* _Recorded data_
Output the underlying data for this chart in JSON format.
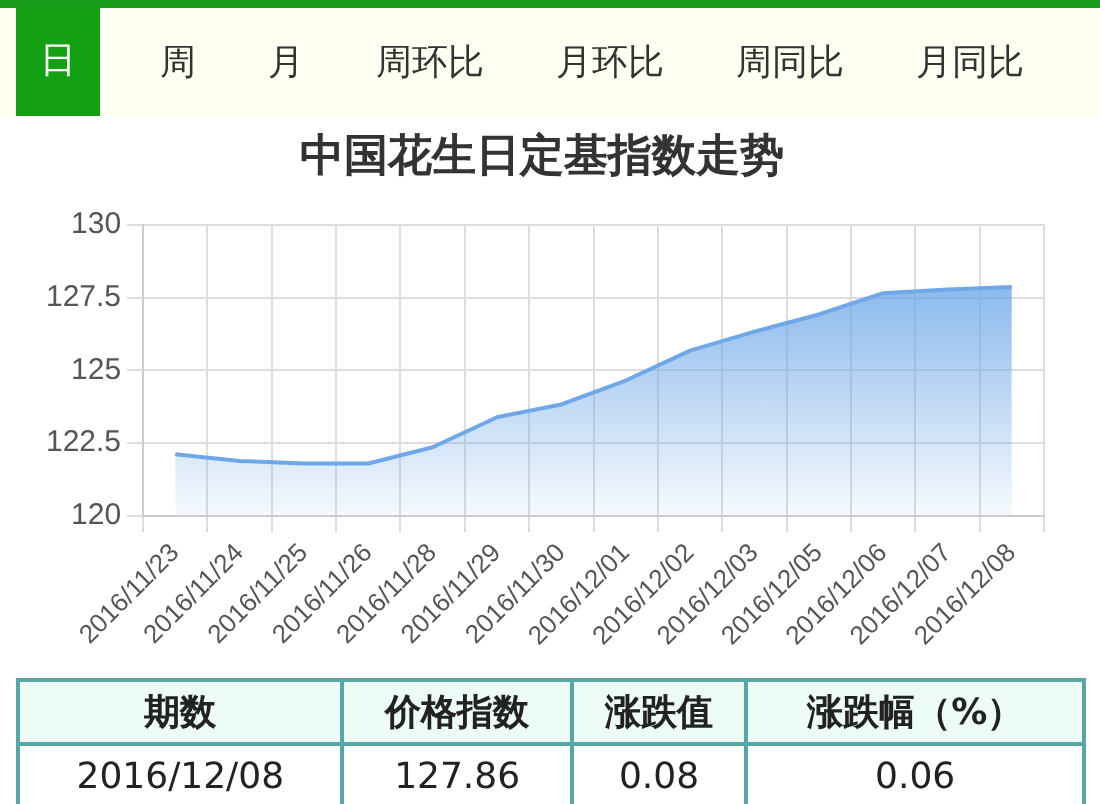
{
  "chart_data": {
    "type": "area",
    "title": "中国花生日定基指数走势",
    "categories": [
      "2016/11/23",
      "2016/11/24",
      "2016/11/25",
      "2016/11/26",
      "2016/11/28",
      "2016/11/29",
      "2016/11/30",
      "2016/12/01",
      "2016/12/02",
      "2016/12/03",
      "2016/12/05",
      "2016/12/06",
      "2016/12/07",
      "2016/12/08"
    ],
    "series": [
      {
        "color": "#6fa8e8",
        "values": [
          122.12,
          121.89,
          121.8,
          121.8,
          122.36,
          123.39,
          123.83,
          124.65,
          125.68,
          126.33,
          126.92,
          127.65,
          127.78,
          127.86
        ]
      }
    ],
    "ylim": [
      120,
      130
    ],
    "yticks": [
      120,
      122.5,
      125,
      127.5,
      130
    ],
    "grid": true,
    "marker": "none",
    "annotations": [
      "日",
      "周",
      "月",
      "周环比",
      "月环比",
      "周同比",
      "月同比",
      "期数",
      "价格指数",
      "涨跌值",
      "涨跌幅（%）",
      "2016/12/08",
      "127.86",
      "0.08",
      "0.06"
    ]
  }
}
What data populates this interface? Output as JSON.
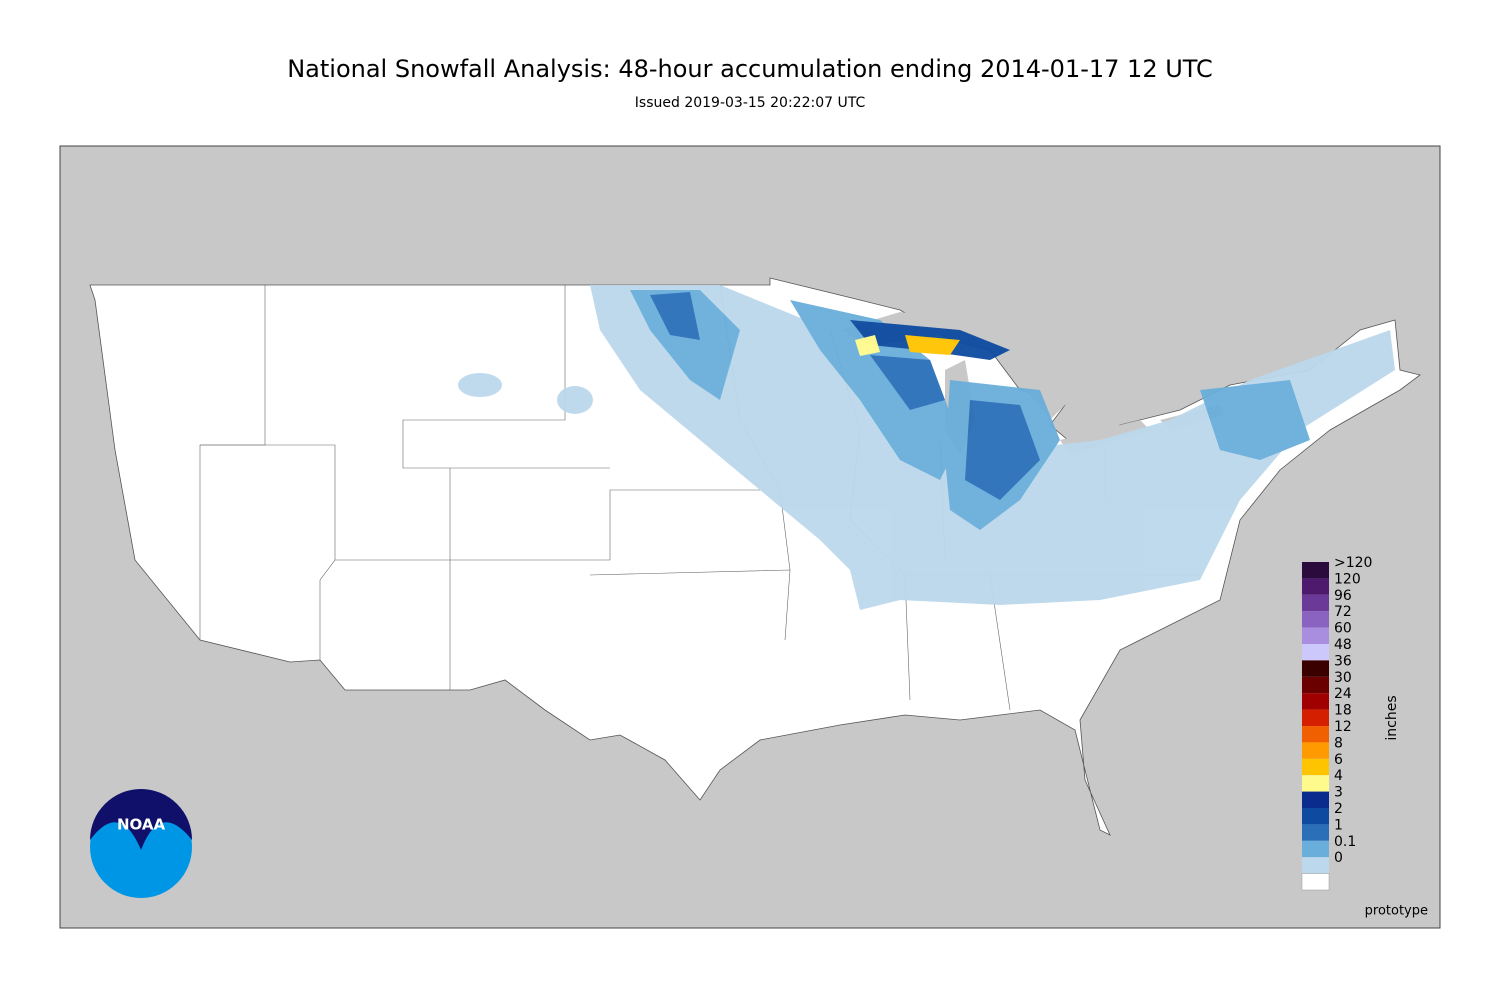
{
  "header": {
    "title": "National Snowfall Analysis: 48-hour accumulation ending 2014-01-17 12 UTC",
    "subtitle": "Issued 2019-03-15 20:22:07 UTC"
  },
  "legend": {
    "title": "inches",
    "items": [
      {
        "label": ">120",
        "color": "#2b0a3d"
      },
      {
        "label": "120",
        "color": "#4d1a6e"
      },
      {
        "label": "96",
        "color": "#6b3a99"
      },
      {
        "label": "72",
        "color": "#8a62bf"
      },
      {
        "label": "60",
        "color": "#a98ee0"
      },
      {
        "label": "48",
        "color": "#cdc8fb"
      },
      {
        "label": "36",
        "color": "#3a0000"
      },
      {
        "label": "30",
        "color": "#6b0000"
      },
      {
        "label": "24",
        "color": "#a00000"
      },
      {
        "label": "18",
        "color": "#d42000"
      },
      {
        "label": "12",
        "color": "#f06000"
      },
      {
        "label": "8",
        "color": "#ff9a00"
      },
      {
        "label": "6",
        "color": "#ffc400"
      },
      {
        "label": "4",
        "color": "#fffa8c"
      },
      {
        "label": "3",
        "color": "#0a2c8c"
      },
      {
        "label": "2",
        "color": "#0d4aa0"
      },
      {
        "label": "1",
        "color": "#2a6fb8"
      },
      {
        "label": "0.1",
        "color": "#6aaedc"
      },
      {
        "label": "0",
        "color": "#bcd8ec"
      }
    ]
  },
  "footer": {
    "note": "prototype"
  },
  "logo": {
    "text": "NOAA"
  }
}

* _Requirements_
Pictures stay out of the copy; please restate every record above exactly.

* _Task answer_
Output the underlying data for this chart in JSON format.
{
  "chart_data": {
    "type": "area",
    "title": "中国花生日定基指数走势",
    "categories": [
      "2016/11/23",
      "2016/11/24",
      "2016/11/25",
      "2016/11/26",
      "2016/11/28",
      "2016/11/29",
      "2016/11/30",
      "2016/12/01",
      "2016/12/02",
      "2016/12/03",
      "2016/12/05",
      "2016/12/06",
      "2016/12/07",
      "2016/12/08"
    ],
    "series": [
      {
        "color": "#6fa8e8",
        "values": [
          122.12,
          121.89,
          121.8,
          121.8,
          122.36,
          123.39,
          123.83,
          124.65,
          125.68,
          126.33,
          126.92,
          127.65,
          127.78,
          127.86
        ]
      }
    ],
    "ylim": [
      120,
      130
    ],
    "yticks": [
      120,
      122.5,
      125,
      127.5,
      130
    ],
    "grid": true,
    "marker": "none",
    "annotations": [
      "日",
      "周",
      "月",
      "周环比",
      "月环比",
      "周同比",
      "月同比",
      "期数",
      "价格指数",
      "涨跌值",
      "涨跌幅（%）",
      "2016/12/08",
      "127.86",
      "0.08",
      "0.06"
    ]
  }
}
What data populates this interface? Output as JSON.
{
  "header": {
    "title": "National Snowfall Analysis: 48-hour accumulation ending 2014-01-17 12 UTC",
    "subtitle": "Issued 2019-03-15 20:22:07 UTC"
  },
  "legend": {
    "title": "inches",
    "items": [
      {
        "label": ">120",
        "color": "#2b0a3d"
      },
      {
        "label": "120",
        "color": "#4d1a6e"
      },
      {
        "label": "96",
        "color": "#6b3a99"
      },
      {
        "label": "72",
        "color": "#8a62bf"
      },
      {
        "label": "60",
        "color": "#a98ee0"
      },
      {
        "label": "48",
        "color": "#cdc8fb"
      },
      {
        "label": "36",
        "color": "#3a0000"
      },
      {
        "label": "30",
        "color": "#6b0000"
      },
      {
        "label": "24",
        "color": "#a00000"
      },
      {
        "label": "18",
        "color": "#d42000"
      },
      {
        "label": "12",
        "color": "#f06000"
      },
      {
        "label": "8",
        "color": "#ff9a00"
      },
      {
        "label": "6",
        "color": "#ffc400"
      },
      {
        "label": "4",
        "color": "#fffa8c"
      },
      {
        "label": "3",
        "color": "#0a2c8c"
      },
      {
        "label": "2",
        "color": "#0d4aa0"
      },
      {
        "label": "1",
        "color": "#2a6fb8"
      },
      {
        "label": "0.1",
        "color": "#6aaedc"
      },
      {
        "label": "0",
        "color": "#bcd8ec"
      }
    ]
  },
  "footer": {
    "note": "prototype"
  },
  "logo": {
    "text": "NOAA"
  }
}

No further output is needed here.